• _STATED PROBLEM_: With the pictures left out, copy the listing below exactly.

Dataset items:

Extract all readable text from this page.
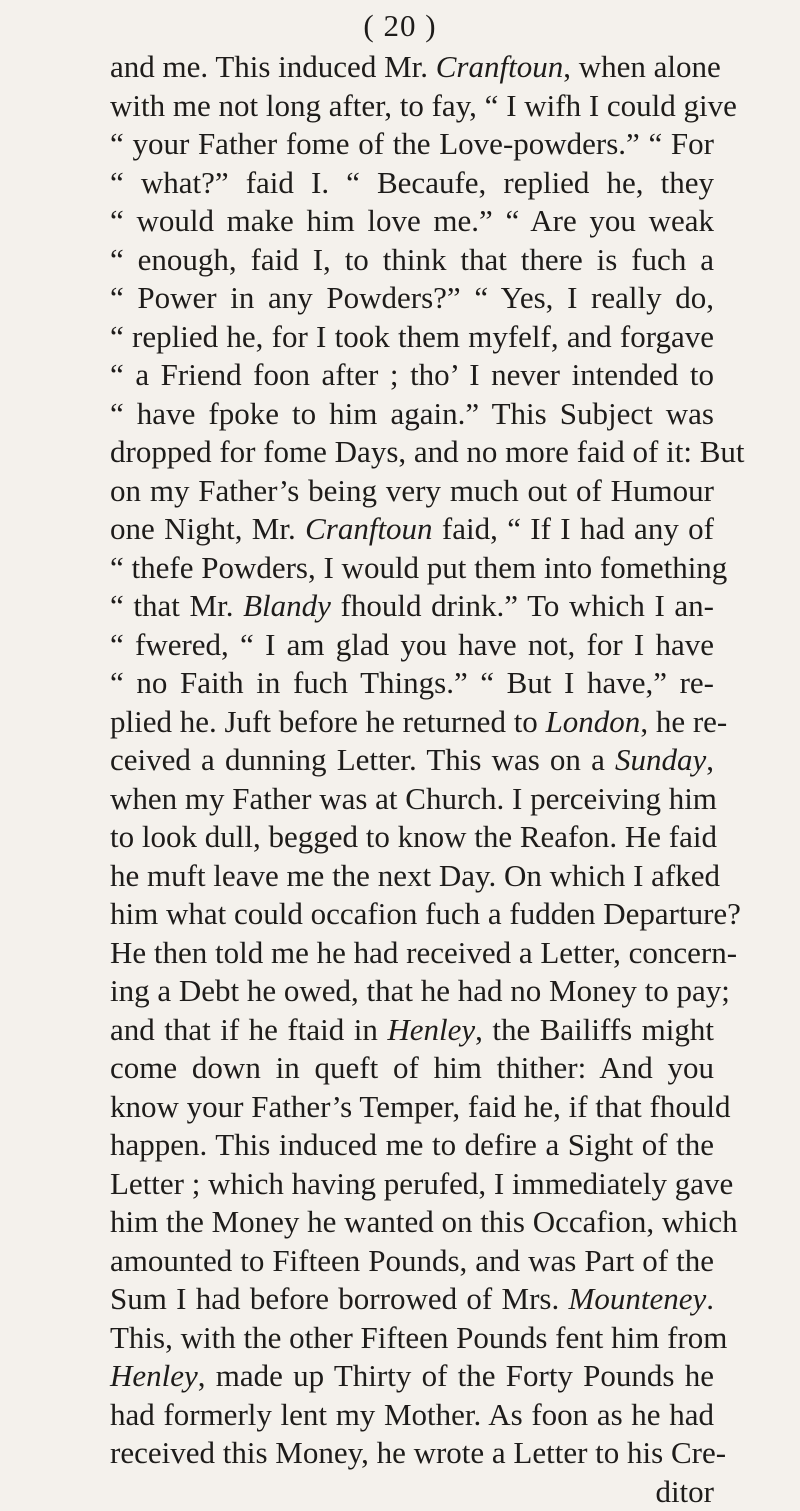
( 20 )
and me. This induced Mr. Cranftoun, when alone
with me not long after, to fay, “ I wifh I could give
“ your Father fome of the Love-powders.” “ For
“ what?” faid I. “ Becaufe, replied he, they
“ would make him love me.” “ Are you weak
“ enough, faid I, to think that there is fuch a
“ Power in any Powders?” “ Yes, I really do,
“ replied he, for I took them myfelf, and forgave
“ a Friend foon after ; tho’ I never intended to
“ have fpoke to him again.” This Subject was
dropped for fome Days, and no more faid of it: But
on my Father’s being very much out of Humour
one Night, Mr. Cranftoun faid, “ If I had any of
“ thefe Powders, I would put them into fomething
“ that Mr. Blandy fhould drink.” To which I an-
“ fwered, “ I am glad you have not, for I have
“ no Faith in fuch Things.” “ But I have,” re-
plied he. Juft before he returned to London, he re-
ceived a dunning Letter. This was on a Sunday,
when my Father was at Church. I perceiving him
to look dull, begged to know the Reafon. He faid
he muft leave me the next Day. On which I afked
him what could occafion fuch a fudden Departure?
He then told me he had received a Letter, concern-
ing a Debt he owed, that he had no Money to pay;
and that if he ftaid in Henley, the Bailiffs might
come down in queft of him thither: And you
know your Father’s Temper, faid he, if that fhould
happen. This induced me to defire a Sight of the
Letter ; which having perufed, I immediately gave
him the Money he wanted on this Occafion, which
amounted to Fifteen Pounds, and was Part of the
Sum I had before borrowed of Mrs. Mounteney.
This, with the other Fifteen Pounds fent him from
Henley, made up Thirty of the Forty Pounds he
had formerly lent my Mother. As foon as he had
received this Money, he wrote a Letter to his Cre-
ditor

• _ANSWER_:
Extract all readable text from this page.
( 20 )
and me. This induced Mr. Cranftoun, when alone
with me not long after, to fay, “ I wifh I could give
“ your Father fome of the Love-powders.” “ For
“ what?” faid I. “ Becaufe, replied he, they
“ would make him love me.” “ Are you weak
“ enough, faid I, to think that there is fuch a
“ Power in any Powders?” “ Yes, I really do,
“ replied he, for I took them myfelf, and forgave
“ a Friend foon after ; tho’ I never intended to
“ have fpoke to him again.” This Subject was
dropped for fome Days, and no more faid of it: But
on my Father’s being very much out of Humour
one Night, Mr. Cranftoun faid, “ If I had any of
“ thefe Powders, I would put them into fomething
“ that Mr. Blandy fhould drink.” To which I an-
“ fwered, “ I am glad you have not, for I have
“ no Faith in fuch Things.” “ But I have,” re-
plied he. Juft before he returned to London, he re-
ceived a dunning Letter. This was on a Sunday,
when my Father was at Church. I perceiving him
to look dull, begged to know the Reafon. He faid
he muft leave me the next Day. On which I afked
him what could occafion fuch a fudden Departure?
He then told me he had received a Letter, concern-
ing a Debt he owed, that he had no Money to pay;
and that if he ftaid in Henley, the Bailiffs might
come down in queft of him thither: And you
know your Father’s Temper, faid he, if that fhould
happen. This induced me to defire a Sight of the
Letter ; which having perufed, I immediately gave
him the Money he wanted on this Occafion, which
amounted to Fifteen Pounds, and was Part of the
Sum I had before borrowed of Mrs. Mounteney.
This, with the other Fifteen Pounds fent him from
Henley, made up Thirty of the Forty Pounds he
had formerly lent my Mother. As foon as he had
received this Money, he wrote a Letter to his Cre-
ditor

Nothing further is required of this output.